> GIVEN REQUEST
Copy every entry word for word, but skip the pictures.
━━━━━ EXERCISE MATERIAL ━━━━━
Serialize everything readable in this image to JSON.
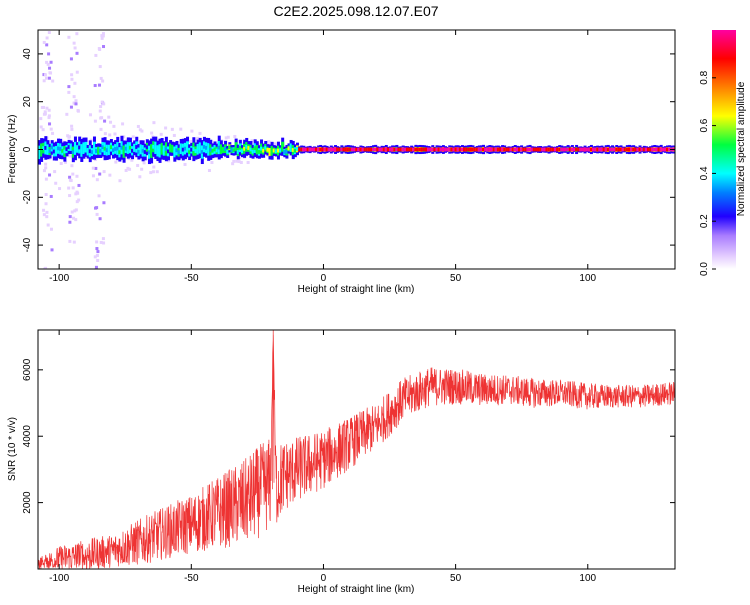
{
  "title": "C2E2.2025.098.12.07.E07",
  "chart_data": [
    {
      "type": "heatmap",
      "title": "C2E2.2025.098.12.07.E07",
      "xlabel": "Height of straight line (km)",
      "ylabel": "Frequency (Hz)",
      "xlim": [
        -108,
        133
      ],
      "ylim": [
        -50,
        50
      ],
      "x_ticks": [
        -100,
        -50,
        0,
        50,
        100
      ],
      "y_ticks": [
        -40,
        -20,
        0,
        20,
        40
      ],
      "grid": false,
      "colorbar": {
        "label": "Normalized spectral amplitude",
        "ticks": [
          0.0,
          0.2,
          0.4,
          0.6,
          0.8
        ],
        "range": [
          0,
          1
        ],
        "colormap": [
          "#e6d0ff",
          "#a97cff",
          "#2000ff",
          "#00a0ff",
          "#00ffff",
          "#00ff40",
          "#ffff00",
          "#ff8000",
          "#ff0000",
          "#ff00a0"
        ]
      },
      "main_band": {
        "frequency_hz": 0,
        "segments": [
          {
            "x_from": -108,
            "x_to": -40,
            "width_hz": 8,
            "peak_amplitude": 0.55
          },
          {
            "x_from": -40,
            "x_to": -10,
            "width_hz": 6,
            "peak_amplitude": 0.7
          },
          {
            "x_from": -10,
            "x_to": 133,
            "width_hz": 3,
            "peak_amplitude": 0.95
          }
        ]
      },
      "noise_columns_x": [
        -105,
        -95,
        -85
      ]
    },
    {
      "type": "line",
      "xlabel": "Height of straight line (km)",
      "ylabel": "SNR (10 * v/v)",
      "xlim": [
        -108,
        133
      ],
      "ylim": [
        0,
        7200
      ],
      "x_ticks": [
        -100,
        -50,
        0,
        50,
        100
      ],
      "y_ticks": [
        2000,
        4000,
        6000
      ],
      "grid": false,
      "series": [
        {
          "color": "#ee3333",
          "x": [
            -108,
            -100,
            -90,
            -80,
            -70,
            -60,
            -50,
            -40,
            -30,
            -25,
            -20,
            -19,
            -18,
            -15,
            -10,
            0,
            10,
            20,
            25,
            30,
            40,
            50,
            60,
            70,
            80,
            90,
            100,
            110,
            120,
            133
          ],
          "y": [
            150,
            300,
            400,
            550,
            800,
            1100,
            1350,
            1700,
            2000,
            2300,
            2600,
            7200,
            2500,
            2800,
            3000,
            3300,
            3800,
            4300,
            4700,
            5100,
            5500,
            5500,
            5400,
            5400,
            5300,
            5300,
            5200,
            5200,
            5200,
            5300
          ],
          "noise_amplitude": [
            200,
            400,
            500,
            500,
            700,
            800,
            900,
            1100,
            1300,
            1400,
            1400,
            0,
            1300,
            1100,
            1000,
            900,
            800,
            700,
            700,
            650,
            600,
            550,
            500,
            450,
            450,
            400,
            400,
            350,
            350,
            350
          ]
        }
      ]
    }
  ]
}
━━━━━
> WRITTEN REPLY
Serialize everything readable in this image to JSON.
{
  "title": "C2E2.2025.098.12.07.E07",
  "chart_data": [
    {
      "type": "heatmap",
      "title": "C2E2.2025.098.12.07.E07",
      "xlabel": "Height of straight line (km)",
      "ylabel": "Frequency (Hz)",
      "xlim": [
        -108,
        133
      ],
      "ylim": [
        -50,
        50
      ],
      "x_ticks": [
        -100,
        -50,
        0,
        50,
        100
      ],
      "y_ticks": [
        -40,
        -20,
        0,
        20,
        40
      ],
      "grid": false,
      "colorbar": {
        "label": "Normalized spectral amplitude",
        "ticks": [
          0.0,
          0.2,
          0.4,
          0.6,
          0.8
        ],
        "range": [
          0,
          1
        ],
        "colormap": [
          "#e6d0ff",
          "#a97cff",
          "#2000ff",
          "#00a0ff",
          "#00ffff",
          "#00ff40",
          "#ffff00",
          "#ff8000",
          "#ff0000",
          "#ff00a0"
        ]
      },
      "main_band": {
        "frequency_hz": 0,
        "segments": [
          {
            "x_from": -108,
            "x_to": -40,
            "width_hz": 8,
            "peak_amplitude": 0.55
          },
          {
            "x_from": -40,
            "x_to": -10,
            "width_hz": 6,
            "peak_amplitude": 0.7
          },
          {
            "x_from": -10,
            "x_to": 133,
            "width_hz": 3,
            "peak_amplitude": 0.95
          }
        ]
      },
      "noise_columns_x": [
        -105,
        -95,
        -85
      ]
    },
    {
      "type": "line",
      "xlabel": "Height of straight line (km)",
      "ylabel": "SNR (10 * v/v)",
      "xlim": [
        -108,
        133
      ],
      "ylim": [
        0,
        7200
      ],
      "x_ticks": [
        -100,
        -50,
        0,
        50,
        100
      ],
      "y_ticks": [
        2000,
        4000,
        6000
      ],
      "grid": false,
      "series": [
        {
          "color": "#ee3333",
          "x": [
            -108,
            -100,
            -90,
            -80,
            -70,
            -60,
            -50,
            -40,
            -30,
            -25,
            -20,
            -19,
            -18,
            -15,
            -10,
            0,
            10,
            20,
            25,
            30,
            40,
            50,
            60,
            70,
            80,
            90,
            100,
            110,
            120,
            133
          ],
          "y": [
            150,
            300,
            400,
            550,
            800,
            1100,
            1350,
            1700,
            2000,
            2300,
            2600,
            7200,
            2500,
            2800,
            3000,
            3300,
            3800,
            4300,
            4700,
            5100,
            5500,
            5500,
            5400,
            5400,
            5300,
            5300,
            5200,
            5200,
            5200,
            5300
          ],
          "noise_amplitude": [
            200,
            400,
            500,
            500,
            700,
            800,
            900,
            1100,
            1300,
            1400,
            1400,
            0,
            1300,
            1100,
            1000,
            900,
            800,
            700,
            700,
            650,
            600,
            550,
            500,
            450,
            450,
            400,
            400,
            350,
            350,
            350
          ]
        }
      ]
    }
  ]
}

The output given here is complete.